### TASK INPUTS
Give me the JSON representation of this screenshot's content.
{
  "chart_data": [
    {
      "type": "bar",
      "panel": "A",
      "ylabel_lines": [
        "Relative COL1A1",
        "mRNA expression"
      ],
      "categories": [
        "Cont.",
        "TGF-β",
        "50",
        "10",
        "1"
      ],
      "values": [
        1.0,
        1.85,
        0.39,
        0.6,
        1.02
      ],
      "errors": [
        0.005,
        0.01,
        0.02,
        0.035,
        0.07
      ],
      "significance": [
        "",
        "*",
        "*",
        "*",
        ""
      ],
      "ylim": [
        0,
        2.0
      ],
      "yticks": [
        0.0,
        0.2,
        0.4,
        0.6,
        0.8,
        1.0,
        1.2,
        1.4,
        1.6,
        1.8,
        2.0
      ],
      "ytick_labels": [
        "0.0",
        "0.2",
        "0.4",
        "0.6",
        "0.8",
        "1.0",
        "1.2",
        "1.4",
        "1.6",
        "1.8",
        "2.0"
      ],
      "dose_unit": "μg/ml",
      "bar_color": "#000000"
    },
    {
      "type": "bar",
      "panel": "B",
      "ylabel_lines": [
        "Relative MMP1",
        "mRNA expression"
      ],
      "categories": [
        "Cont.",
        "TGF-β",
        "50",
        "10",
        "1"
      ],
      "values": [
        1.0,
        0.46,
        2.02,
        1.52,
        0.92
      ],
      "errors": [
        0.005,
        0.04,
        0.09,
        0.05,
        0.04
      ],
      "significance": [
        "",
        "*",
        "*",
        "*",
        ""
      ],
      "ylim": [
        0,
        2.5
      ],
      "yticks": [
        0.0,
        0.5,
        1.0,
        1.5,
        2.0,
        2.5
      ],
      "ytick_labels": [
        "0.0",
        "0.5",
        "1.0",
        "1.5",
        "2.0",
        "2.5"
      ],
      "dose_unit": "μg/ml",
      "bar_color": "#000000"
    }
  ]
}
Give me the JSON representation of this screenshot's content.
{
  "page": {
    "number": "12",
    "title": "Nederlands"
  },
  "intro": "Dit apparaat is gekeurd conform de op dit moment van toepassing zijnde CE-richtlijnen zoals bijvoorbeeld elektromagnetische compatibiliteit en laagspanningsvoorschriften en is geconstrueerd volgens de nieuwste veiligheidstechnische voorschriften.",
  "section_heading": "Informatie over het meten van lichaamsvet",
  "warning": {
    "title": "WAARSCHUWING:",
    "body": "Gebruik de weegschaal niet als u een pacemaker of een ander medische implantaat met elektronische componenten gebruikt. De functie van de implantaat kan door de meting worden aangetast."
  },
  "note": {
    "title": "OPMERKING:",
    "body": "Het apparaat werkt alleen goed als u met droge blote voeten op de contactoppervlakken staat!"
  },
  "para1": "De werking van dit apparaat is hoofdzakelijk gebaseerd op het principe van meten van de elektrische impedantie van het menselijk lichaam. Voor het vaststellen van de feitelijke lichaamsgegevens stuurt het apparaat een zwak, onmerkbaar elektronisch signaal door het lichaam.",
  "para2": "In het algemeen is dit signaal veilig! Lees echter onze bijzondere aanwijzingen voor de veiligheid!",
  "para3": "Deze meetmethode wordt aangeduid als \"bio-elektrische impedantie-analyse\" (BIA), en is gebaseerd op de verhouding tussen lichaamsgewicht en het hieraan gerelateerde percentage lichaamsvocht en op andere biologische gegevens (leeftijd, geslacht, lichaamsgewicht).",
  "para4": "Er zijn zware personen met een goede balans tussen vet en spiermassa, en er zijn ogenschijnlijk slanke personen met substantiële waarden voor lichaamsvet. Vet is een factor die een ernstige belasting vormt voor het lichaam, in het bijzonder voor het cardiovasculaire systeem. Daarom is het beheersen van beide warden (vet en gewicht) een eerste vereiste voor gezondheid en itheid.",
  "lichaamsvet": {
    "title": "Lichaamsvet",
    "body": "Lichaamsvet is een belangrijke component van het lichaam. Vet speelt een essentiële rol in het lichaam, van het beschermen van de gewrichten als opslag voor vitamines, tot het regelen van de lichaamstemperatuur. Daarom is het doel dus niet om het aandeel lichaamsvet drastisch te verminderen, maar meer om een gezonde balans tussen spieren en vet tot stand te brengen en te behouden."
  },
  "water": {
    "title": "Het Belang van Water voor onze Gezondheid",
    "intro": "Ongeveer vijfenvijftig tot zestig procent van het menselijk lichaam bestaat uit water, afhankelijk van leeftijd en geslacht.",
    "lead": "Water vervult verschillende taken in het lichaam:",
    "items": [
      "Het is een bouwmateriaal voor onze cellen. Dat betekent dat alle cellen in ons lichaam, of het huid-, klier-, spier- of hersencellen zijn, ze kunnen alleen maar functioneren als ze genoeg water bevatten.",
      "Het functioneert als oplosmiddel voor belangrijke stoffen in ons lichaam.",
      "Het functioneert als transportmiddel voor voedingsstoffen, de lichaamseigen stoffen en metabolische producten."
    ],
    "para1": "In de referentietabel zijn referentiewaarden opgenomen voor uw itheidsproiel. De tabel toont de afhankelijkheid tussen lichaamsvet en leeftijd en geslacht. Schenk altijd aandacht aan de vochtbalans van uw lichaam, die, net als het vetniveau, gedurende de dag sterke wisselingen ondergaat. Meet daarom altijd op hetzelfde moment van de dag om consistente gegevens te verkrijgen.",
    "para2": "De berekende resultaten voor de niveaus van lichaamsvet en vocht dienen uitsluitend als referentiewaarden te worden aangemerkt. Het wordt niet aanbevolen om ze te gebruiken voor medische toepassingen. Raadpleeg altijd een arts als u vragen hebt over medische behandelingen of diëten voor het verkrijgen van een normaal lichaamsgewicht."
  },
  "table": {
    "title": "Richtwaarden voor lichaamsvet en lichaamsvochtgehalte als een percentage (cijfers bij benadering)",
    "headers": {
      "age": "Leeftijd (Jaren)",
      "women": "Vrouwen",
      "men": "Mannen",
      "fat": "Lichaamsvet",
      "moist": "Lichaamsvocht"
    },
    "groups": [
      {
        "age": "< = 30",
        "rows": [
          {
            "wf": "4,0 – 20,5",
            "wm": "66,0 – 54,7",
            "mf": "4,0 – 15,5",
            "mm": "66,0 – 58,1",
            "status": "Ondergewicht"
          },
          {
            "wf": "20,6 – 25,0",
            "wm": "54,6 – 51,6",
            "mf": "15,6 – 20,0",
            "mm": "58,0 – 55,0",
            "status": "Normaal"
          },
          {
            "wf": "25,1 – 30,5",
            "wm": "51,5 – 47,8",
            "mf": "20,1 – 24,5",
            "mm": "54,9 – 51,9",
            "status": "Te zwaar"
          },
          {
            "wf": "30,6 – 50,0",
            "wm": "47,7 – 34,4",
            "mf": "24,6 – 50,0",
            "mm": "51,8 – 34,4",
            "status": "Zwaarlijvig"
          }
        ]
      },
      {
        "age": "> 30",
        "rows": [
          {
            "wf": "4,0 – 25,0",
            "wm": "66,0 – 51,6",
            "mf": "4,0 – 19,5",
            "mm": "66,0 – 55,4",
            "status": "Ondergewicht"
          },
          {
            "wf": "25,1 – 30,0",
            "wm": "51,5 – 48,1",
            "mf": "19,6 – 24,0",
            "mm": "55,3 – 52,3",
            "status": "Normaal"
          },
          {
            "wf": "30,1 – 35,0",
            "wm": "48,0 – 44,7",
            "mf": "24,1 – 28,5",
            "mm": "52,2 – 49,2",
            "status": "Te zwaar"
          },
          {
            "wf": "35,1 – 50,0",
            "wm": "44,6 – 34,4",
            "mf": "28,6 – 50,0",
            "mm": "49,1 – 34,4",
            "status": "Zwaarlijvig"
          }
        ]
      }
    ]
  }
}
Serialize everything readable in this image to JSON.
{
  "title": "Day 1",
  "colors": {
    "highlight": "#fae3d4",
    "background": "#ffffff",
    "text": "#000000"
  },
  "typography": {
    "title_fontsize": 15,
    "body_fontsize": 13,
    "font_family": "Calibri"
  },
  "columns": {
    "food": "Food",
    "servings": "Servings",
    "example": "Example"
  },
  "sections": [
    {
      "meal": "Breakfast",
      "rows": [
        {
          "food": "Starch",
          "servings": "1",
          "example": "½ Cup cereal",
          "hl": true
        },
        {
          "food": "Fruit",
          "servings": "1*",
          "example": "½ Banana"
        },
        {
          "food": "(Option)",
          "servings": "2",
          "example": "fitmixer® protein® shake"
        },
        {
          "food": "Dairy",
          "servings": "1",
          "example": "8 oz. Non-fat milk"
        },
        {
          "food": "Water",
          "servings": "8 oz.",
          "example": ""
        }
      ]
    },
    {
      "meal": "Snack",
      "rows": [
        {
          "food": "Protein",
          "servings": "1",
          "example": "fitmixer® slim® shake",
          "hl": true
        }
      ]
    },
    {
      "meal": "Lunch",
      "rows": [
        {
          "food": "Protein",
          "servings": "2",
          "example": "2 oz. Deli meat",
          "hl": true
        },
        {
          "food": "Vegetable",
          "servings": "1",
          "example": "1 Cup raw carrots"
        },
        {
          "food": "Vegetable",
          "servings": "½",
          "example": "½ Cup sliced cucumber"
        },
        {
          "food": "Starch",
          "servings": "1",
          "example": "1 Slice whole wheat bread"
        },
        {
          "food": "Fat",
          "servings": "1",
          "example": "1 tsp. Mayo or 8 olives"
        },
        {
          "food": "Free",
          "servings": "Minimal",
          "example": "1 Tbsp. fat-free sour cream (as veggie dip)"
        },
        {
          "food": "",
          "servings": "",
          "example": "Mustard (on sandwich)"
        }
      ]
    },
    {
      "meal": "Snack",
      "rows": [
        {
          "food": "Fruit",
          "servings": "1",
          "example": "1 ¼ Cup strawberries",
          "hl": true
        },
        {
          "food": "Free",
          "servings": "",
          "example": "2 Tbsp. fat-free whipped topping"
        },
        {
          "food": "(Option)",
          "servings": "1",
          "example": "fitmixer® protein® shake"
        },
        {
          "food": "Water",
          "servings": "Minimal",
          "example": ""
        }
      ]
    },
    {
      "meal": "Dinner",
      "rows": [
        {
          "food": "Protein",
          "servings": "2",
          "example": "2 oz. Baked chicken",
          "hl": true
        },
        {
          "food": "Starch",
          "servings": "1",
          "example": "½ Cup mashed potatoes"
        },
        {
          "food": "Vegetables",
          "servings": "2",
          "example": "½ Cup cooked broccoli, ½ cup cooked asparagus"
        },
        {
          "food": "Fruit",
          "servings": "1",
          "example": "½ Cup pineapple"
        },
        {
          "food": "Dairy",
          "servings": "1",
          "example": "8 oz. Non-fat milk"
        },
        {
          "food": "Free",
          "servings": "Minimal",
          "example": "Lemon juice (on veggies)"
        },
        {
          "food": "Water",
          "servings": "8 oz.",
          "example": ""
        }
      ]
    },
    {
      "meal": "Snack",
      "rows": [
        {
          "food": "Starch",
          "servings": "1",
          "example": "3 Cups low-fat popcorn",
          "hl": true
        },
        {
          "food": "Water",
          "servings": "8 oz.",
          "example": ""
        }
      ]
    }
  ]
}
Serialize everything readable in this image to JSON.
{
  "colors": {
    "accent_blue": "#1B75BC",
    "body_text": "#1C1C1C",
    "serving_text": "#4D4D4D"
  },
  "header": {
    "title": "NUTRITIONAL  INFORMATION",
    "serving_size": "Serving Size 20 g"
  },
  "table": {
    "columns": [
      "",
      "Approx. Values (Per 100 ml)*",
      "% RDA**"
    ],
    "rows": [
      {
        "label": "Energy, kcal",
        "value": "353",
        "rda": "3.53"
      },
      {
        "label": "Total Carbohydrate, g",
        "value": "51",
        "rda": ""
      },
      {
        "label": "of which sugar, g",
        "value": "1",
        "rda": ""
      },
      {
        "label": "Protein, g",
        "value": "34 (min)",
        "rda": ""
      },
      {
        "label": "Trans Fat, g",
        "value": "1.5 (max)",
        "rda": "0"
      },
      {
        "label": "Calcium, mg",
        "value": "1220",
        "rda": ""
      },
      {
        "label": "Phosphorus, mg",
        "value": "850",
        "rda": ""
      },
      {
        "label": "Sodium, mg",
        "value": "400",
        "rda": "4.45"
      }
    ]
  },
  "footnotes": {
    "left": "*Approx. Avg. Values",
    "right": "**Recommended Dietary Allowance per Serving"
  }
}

### EXERCISE DESCRIPTION
Please list every line of the records that contains "percentage".

### WRITTEN ANSWER
  "para3": "Deze meetmethode wordt aangeduid als \"bio-elektrische impedantie-analyse\" (BIA), en is gebaseerd op de verhouding tussen lichaamsgewicht en het hieraan gerelateerde percentage lichaamsvocht en op andere biologische gegevens (leeftijd, geslacht, lichaamsgewicht).",
    "title": "Richtwaarden voor lichaamsvet en lichaamsvochtgehalte als een percentage (cijfers bij benadering)",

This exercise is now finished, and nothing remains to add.